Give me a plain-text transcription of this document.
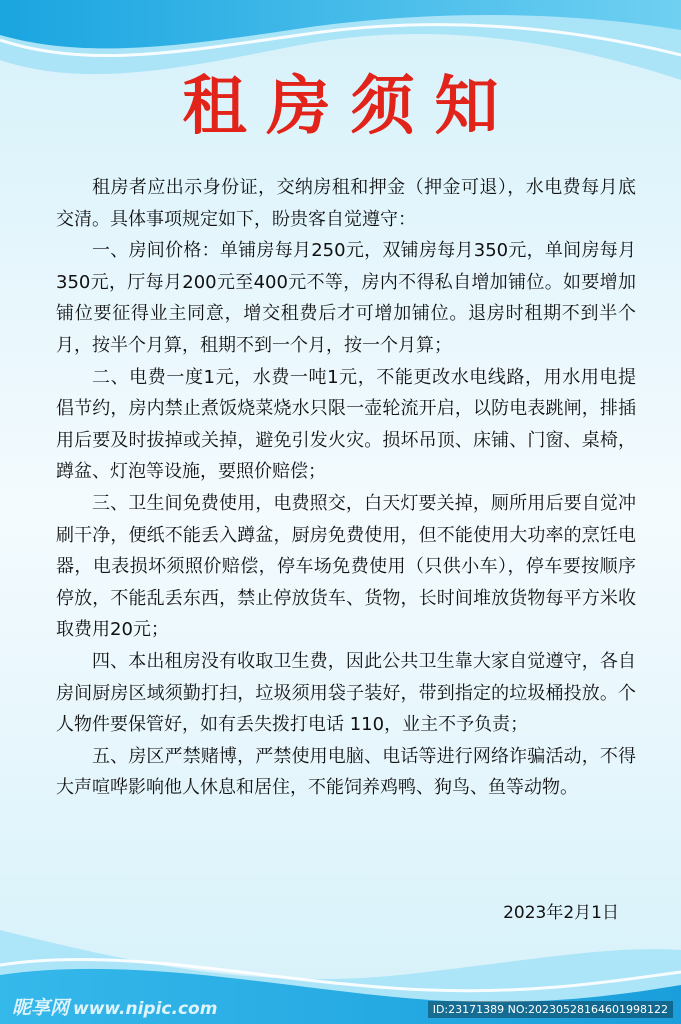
租房须知

租房者应出示身份证，交纳房租和押金（押金可退），水电费每月底交清。具体事项规定如下，盼贵客自觉遵守：

一、房间价格：单铺房每月250元，双铺房每月350元，单间房每月350元，厅每月200元至400元不等，房内不得私自增加铺位。如要增加铺位要征得业主同意，增交租费后才可增加铺位。退房时租期不到半个月，按半个月算，租期不到一个月，按一个月算；

二、电费一度1元，水费一吨1元，不能更改水电线路，用水用电提倡节约，房内禁止煮饭烧菜烧水只限一壶轮流开启，以防电表跳闸，排插用后要及时拔掉或关掉，避免引发火灾。损坏吊顶、床铺、门窗、桌椅，蹲盆、灯泡等设施，要照价赔偿；

三、卫生间免费使用，电费照交，白天灯要关掉，厕所用后要自觉冲刷干净，便纸不能丢入蹲盆，厨房免费使用，但不能使用大功率的烹饪电器，电表损坏须照价赔偿，停车场免费使用（只供小车），停车要按顺序停放，不能乱丢东西，禁止停放货车、货物，长时间堆放货物每平方米收取费用20元；

四、本出租房没有收取卫生费，因此公共卫生靠大家自觉遵守，各自房间厨房区域须勤打扫，垃圾须用袋子装好，带到指定的垃圾桶投放。个人物件要保管好，如有丢失拨打电话 110，业主不予负责；

五、房区严禁赌博，严禁使用电脑、电话等进行网络诈骗活动，不得大声喧哗影响他人休息和居住，不能饲养鸡鸭、狗鸟、鱼等动物。

2023年2月1日
昵享网 www.nipic.com	ID:23171389 NO:20230528164601998122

▶ _WHAT IS BEING ASKED_
Make an exact reproduction of the listing above, without any pictures.

▶ _WORKED ANSWER_
Give me a plain-text transcription of this document.
租房须知

租房者应出示身份证，交纳房租和押金（押金可退），水电费每月底交清。具体事项规定如下，盼贵客自觉遵守：

一、房间价格：单铺房每月250元，双铺房每月350元，单间房每月350元，厅每月200元至400元不等，房内不得私自增加铺位。如要增加铺位要征得业主同意，增交租费后才可增加铺位。退房时租期不到半个月，按半个月算，租期不到一个月，按一个月算；

二、电费一度1元，水费一吨1元，不能更改水电线路，用水用电提倡节约，房内禁止煮饭烧菜烧水只限一壶轮流开启，以防电表跳闸，排插用后要及时拔掉或关掉，避免引发火灾。损坏吊顶、床铺、门窗、桌椅，蹲盆、灯泡等设施，要照价赔偿；

三、卫生间免费使用，电费照交，白天灯要关掉，厕所用后要自觉冲刷干净，便纸不能丢入蹲盆，厨房免费使用，但不能使用大功率的烹饪电器，电表损坏须照价赔偿，停车场免费使用（只供小车），停车要按顺序停放，不能乱丢东西，禁止停放货车、货物，长时间堆放货物每平方米收取费用20元；

四、本出租房没有收取卫生费，因此公共卫生靠大家自觉遵守，各自房间厨房区域须勤打扫，垃圾须用袋子装好，带到指定的垃圾桶投放。个人物件要保管好，如有丢失拨打电话 110，业主不予负责；

五、房区严禁赌博，严禁使用电脑、电话等进行网络诈骗活动，不得大声喧哗影响他人休息和居住，不能饲养鸡鸭、狗鸟、鱼等动物。

2023年2月1日
昵享网 www.nipic.com	ID:23171389 NO:20230528164601998122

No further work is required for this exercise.